* begin *

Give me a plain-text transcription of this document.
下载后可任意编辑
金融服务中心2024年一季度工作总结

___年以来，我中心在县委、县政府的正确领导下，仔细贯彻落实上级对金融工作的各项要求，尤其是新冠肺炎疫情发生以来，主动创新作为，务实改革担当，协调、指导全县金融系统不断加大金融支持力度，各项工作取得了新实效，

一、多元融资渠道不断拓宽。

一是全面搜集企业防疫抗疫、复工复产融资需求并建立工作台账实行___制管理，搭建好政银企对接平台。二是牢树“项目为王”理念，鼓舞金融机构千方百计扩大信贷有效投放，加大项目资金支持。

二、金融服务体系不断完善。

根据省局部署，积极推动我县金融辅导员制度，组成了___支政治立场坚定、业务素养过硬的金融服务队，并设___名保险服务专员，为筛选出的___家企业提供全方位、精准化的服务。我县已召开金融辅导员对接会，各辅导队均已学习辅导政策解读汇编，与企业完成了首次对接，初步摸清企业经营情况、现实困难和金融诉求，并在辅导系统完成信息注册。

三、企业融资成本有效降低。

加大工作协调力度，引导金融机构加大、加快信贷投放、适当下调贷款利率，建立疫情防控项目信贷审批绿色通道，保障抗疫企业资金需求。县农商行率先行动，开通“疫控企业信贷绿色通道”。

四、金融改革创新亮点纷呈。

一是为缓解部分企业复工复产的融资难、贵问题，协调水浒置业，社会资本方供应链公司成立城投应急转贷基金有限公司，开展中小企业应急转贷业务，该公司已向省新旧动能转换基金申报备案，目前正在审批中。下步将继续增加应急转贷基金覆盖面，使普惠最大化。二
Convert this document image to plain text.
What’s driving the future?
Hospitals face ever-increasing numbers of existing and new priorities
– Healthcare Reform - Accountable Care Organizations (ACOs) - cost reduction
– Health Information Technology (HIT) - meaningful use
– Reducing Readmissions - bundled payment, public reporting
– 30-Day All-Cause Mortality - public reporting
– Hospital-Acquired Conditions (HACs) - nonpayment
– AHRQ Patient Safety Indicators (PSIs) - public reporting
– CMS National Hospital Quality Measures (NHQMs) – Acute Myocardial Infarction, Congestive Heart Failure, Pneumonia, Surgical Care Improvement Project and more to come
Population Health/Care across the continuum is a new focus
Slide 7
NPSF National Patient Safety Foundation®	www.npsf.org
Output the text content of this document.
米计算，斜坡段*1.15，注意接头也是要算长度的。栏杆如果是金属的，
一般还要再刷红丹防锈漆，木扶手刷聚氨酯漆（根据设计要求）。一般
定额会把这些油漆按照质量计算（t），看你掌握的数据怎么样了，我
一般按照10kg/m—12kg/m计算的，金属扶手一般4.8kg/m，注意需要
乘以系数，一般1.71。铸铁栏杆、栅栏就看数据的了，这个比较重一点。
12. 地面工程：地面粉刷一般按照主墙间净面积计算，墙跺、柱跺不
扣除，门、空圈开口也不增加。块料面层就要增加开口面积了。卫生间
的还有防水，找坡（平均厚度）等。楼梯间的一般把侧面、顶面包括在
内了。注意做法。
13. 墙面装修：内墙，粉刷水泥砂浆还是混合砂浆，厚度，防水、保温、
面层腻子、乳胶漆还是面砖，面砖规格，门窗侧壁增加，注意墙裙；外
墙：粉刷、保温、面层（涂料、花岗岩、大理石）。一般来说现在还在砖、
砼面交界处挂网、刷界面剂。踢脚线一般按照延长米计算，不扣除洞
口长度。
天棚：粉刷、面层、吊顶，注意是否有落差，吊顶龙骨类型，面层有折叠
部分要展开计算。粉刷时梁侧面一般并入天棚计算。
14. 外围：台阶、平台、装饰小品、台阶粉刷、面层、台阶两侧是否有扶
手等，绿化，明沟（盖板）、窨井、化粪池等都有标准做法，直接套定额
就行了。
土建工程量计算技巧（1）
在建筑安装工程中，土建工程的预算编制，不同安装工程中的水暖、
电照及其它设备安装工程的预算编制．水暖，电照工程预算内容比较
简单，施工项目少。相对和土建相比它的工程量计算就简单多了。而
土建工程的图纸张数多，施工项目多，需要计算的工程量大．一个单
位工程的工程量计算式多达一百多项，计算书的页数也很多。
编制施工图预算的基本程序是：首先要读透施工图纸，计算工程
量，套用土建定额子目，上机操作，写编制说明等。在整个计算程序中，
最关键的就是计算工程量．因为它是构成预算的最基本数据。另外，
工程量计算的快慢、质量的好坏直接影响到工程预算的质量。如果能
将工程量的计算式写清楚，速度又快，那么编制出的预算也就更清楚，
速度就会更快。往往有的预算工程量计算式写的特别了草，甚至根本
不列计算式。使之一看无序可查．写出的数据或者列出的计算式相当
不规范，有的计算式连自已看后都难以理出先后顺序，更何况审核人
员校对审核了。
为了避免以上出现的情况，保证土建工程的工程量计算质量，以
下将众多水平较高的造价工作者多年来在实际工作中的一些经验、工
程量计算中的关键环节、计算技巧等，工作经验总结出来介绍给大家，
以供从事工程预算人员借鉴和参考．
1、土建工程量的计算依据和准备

* end *

- Aim of the task:
Write out every entry above, word for word.

- Solution for this problem:
Give me a plain-text transcription of this document.
下载后可任意编辑
金融服务中心2024年一季度工作总结

___年以来，我中心在县委、县政府的正确领导下，仔细贯彻落实上级对金融工作的各项要求，尤其是新冠肺炎疫情发生以来，主动创新作为，务实改革担当，协调、指导全县金融系统不断加大金融支持力度，各项工作取得了新实效，

一、多元融资渠道不断拓宽。

一是全面搜集企业防疫抗疫、复工复产融资需求并建立工作台账实行___制管理，搭建好政银企对接平台。二是牢树“项目为王”理念，鼓舞金融机构千方百计扩大信贷有效投放，加大项目资金支持。

二、金融服务体系不断完善。

根据省局部署，积极推动我县金融辅导员制度，组成了___支政治立场坚定、业务素养过硬的金融服务队，并设___名保险服务专员，为筛选出的___家企业提供全方位、精准化的服务。我县已召开金融辅导员对接会，各辅导队均已学习辅导政策解读汇编，与企业完成了首次对接，初步摸清企业经营情况、现实困难和金融诉求，并在辅导系统完成信息注册。

三、企业融资成本有效降低。

加大工作协调力度，引导金融机构加大、加快信贷投放、适当下调贷款利率，建立疫情防控项目信贷审批绿色通道，保障抗疫企业资金需求。县农商行率先行动，开通“疫控企业信贷绿色通道”。

四、金融改革创新亮点纷呈。

一是为缓解部分企业复工复产的融资难、贵问题，协调水浒置业，社会资本方供应链公司成立城投应急转贷基金有限公司，开展中小企业应急转贷业务，该公司已向省新旧动能转换基金申报备案，目前正在审批中。下步将继续增加应急转贷基金覆盖面，使普惠最大化。二
Convert this document image to plain text.
What’s driving the future?
Hospitals face ever-increasing numbers of existing and new priorities
– Healthcare Reform - Accountable Care Organizations (ACOs) - cost reduction
– Health Information Technology (HIT) - meaningful use
– Reducing Readmissions - bundled payment, public reporting
– 30-Day All-Cause Mortality - public reporting
– Hospital-Acquired Conditions (HACs) - nonpayment
– AHRQ Patient Safety Indicators (PSIs) - public reporting
– CMS National Hospital Quality Measures (NHQMs) – Acute Myocardial Infarction, Congestive Heart Failure, Pneumonia, Surgical Care Improvement Project and more to come
Population Health/Care across the continuum is a new focus
Slide 7
NPSF National Patient Safety Foundation®	www.npsf.org
Output the text content of this document.
米计算，斜坡段*1.15，注意接头也是要算长度的。栏杆如果是金属的，
一般还要再刷红丹防锈漆，木扶手刷聚氨酯漆（根据设计要求）。一般
定额会把这些油漆按照质量计算（t），看你掌握的数据怎么样了，我
一般按照10kg/m—12kg/m计算的，金属扶手一般4.8kg/m，注意需要
乘以系数，一般1.71。铸铁栏杆、栅栏就看数据的了，这个比较重一点。
12. 地面工程：地面粉刷一般按照主墙间净面积计算，墙跺、柱跺不
扣除，门、空圈开口也不增加。块料面层就要增加开口面积了。卫生间
的还有防水，找坡（平均厚度）等。楼梯间的一般把侧面、顶面包括在
内了。注意做法。
13. 墙面装修：内墙，粉刷水泥砂浆还是混合砂浆，厚度，防水、保温、
面层腻子、乳胶漆还是面砖，面砖规格，门窗侧壁增加，注意墙裙；外
墙：粉刷、保温、面层（涂料、花岗岩、大理石）。一般来说现在还在砖、
砼面交界处挂网、刷界面剂。踢脚线一般按照延长米计算，不扣除洞
口长度。
天棚：粉刷、面层、吊顶，注意是否有落差，吊顶龙骨类型，面层有折叠
部分要展开计算。粉刷时梁侧面一般并入天棚计算。
14. 外围：台阶、平台、装饰小品、台阶粉刷、面层、台阶两侧是否有扶
手等，绿化，明沟（盖板）、窨井、化粪池等都有标准做法，直接套定额
就行了。
土建工程量计算技巧（1）
在建筑安装工程中，土建工程的预算编制，不同安装工程中的水暖、
电照及其它设备安装工程的预算编制．水暖，电照工程预算内容比较
简单，施工项目少。相对和土建相比它的工程量计算就简单多了。而
土建工程的图纸张数多，施工项目多，需要计算的工程量大．一个单
位工程的工程量计算式多达一百多项，计算书的页数也很多。
编制施工图预算的基本程序是：首先要读透施工图纸，计算工程
量，套用土建定额子目，上机操作，写编制说明等。在整个计算程序中，
最关键的就是计算工程量．因为它是构成预算的最基本数据。另外，
工程量计算的快慢、质量的好坏直接影响到工程预算的质量。如果能
将工程量的计算式写清楚，速度又快，那么编制出的预算也就更清楚，
速度就会更快。往往有的预算工程量计算式写的特别了草，甚至根本
不列计算式。使之一看无序可查．写出的数据或者列出的计算式相当
不规范，有的计算式连自已看后都难以理出先后顺序，更何况审核人
员校对审核了。
为了避免以上出现的情况，保证土建工程的工程量计算质量，以
下将众多水平较高的造价工作者多年来在实际工作中的一些经验、工
程量计算中的关键环节、计算技巧等，工作经验总结出来介绍给大家，
以供从事工程预算人员借鉴和参考．
1、土建工程量的计算依据和准备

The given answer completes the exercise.